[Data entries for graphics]
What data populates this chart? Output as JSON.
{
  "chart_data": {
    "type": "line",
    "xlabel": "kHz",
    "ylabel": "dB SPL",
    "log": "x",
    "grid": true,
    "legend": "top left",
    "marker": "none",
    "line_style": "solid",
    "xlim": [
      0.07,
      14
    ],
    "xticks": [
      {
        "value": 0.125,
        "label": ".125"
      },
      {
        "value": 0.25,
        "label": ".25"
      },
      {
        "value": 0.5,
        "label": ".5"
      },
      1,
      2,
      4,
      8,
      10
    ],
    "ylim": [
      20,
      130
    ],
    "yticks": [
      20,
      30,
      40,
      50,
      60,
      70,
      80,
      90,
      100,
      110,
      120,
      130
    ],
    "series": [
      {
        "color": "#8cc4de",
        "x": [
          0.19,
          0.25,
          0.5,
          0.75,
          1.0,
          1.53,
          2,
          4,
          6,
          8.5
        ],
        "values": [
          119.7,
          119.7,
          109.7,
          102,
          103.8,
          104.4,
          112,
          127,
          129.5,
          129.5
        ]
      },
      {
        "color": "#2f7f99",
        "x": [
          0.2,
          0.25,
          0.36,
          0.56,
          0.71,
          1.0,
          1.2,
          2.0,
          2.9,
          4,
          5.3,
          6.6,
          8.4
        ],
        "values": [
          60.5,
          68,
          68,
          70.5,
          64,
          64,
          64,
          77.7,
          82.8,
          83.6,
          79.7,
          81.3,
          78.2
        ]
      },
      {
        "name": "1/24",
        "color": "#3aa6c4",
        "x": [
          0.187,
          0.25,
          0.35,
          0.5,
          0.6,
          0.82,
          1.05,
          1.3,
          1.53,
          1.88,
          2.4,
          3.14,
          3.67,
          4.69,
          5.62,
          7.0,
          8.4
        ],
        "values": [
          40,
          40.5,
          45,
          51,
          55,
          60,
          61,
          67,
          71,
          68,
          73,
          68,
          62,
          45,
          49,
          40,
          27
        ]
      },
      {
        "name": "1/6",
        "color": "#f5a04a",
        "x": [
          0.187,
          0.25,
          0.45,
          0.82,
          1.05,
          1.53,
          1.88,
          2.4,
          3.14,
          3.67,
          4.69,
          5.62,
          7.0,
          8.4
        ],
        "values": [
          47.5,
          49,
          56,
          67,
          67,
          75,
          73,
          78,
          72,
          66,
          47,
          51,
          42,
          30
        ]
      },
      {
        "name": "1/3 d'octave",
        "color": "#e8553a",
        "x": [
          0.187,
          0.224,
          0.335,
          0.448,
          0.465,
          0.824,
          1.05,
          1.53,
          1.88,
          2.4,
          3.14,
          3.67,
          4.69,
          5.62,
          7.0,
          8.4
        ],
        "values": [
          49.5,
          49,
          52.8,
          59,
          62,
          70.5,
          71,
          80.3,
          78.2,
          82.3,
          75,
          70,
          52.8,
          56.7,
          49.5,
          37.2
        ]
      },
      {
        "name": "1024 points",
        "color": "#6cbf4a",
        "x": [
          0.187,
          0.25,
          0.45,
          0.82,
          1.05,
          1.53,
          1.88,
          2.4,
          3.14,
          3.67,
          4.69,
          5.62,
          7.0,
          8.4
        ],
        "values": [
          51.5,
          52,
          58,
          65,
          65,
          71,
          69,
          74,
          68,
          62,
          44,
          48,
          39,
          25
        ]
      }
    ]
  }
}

§ **Given instruction**: Of the lines in this material, state how many hold the string "name". Write no other words.

§ **Correct output**: 4